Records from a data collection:
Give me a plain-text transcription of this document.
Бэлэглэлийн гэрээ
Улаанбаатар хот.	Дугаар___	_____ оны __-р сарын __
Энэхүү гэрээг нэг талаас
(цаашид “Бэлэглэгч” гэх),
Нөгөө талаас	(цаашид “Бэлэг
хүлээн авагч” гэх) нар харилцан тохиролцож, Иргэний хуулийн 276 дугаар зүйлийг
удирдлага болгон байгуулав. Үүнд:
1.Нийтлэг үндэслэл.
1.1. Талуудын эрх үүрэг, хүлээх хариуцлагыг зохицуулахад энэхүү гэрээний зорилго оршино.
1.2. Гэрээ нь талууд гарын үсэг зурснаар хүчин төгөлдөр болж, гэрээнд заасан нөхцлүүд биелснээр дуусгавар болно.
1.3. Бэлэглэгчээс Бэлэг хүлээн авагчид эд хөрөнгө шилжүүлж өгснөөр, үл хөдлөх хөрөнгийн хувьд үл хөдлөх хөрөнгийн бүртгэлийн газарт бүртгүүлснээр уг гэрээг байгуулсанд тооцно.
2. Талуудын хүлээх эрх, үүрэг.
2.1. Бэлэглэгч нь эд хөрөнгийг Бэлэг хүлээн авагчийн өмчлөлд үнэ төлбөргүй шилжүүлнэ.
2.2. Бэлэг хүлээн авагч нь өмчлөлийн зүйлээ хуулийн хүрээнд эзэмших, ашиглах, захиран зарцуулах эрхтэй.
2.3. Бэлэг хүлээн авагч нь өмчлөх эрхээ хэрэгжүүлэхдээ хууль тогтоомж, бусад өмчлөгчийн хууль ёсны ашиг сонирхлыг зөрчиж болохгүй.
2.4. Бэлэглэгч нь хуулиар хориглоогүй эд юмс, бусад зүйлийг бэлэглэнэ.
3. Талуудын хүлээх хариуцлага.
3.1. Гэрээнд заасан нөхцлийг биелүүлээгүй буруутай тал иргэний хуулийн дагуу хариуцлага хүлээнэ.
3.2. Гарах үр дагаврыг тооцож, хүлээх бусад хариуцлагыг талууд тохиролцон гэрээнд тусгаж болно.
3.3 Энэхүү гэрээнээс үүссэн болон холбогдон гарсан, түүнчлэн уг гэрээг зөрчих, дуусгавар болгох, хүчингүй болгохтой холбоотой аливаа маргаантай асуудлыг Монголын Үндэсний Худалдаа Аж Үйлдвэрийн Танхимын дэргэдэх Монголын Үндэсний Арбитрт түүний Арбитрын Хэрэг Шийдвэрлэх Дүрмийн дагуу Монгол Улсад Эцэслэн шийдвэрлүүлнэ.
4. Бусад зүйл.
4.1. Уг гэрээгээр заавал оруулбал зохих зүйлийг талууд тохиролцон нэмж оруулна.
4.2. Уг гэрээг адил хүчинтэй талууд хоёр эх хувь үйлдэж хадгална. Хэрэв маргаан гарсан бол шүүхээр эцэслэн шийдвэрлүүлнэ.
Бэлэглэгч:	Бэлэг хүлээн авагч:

Instructions to follow:
Return from the data every line that holds "хүлээх".

Solution to this task:
1.1. Талуудын эрх үүрэг, хүлээх хариуцлагыг зохицуулахад энэхүү гэрээний зорилго оршино.
2. Талуудын хүлээх эрх, үүрэг.
3. Талуудын хүлээх хариуцлага.
3.2. Гарах үр дагаврыг тооцож, хүлээх бусад хариуцлагыг талууд тохиролцон гэрээнд тусгаж болно.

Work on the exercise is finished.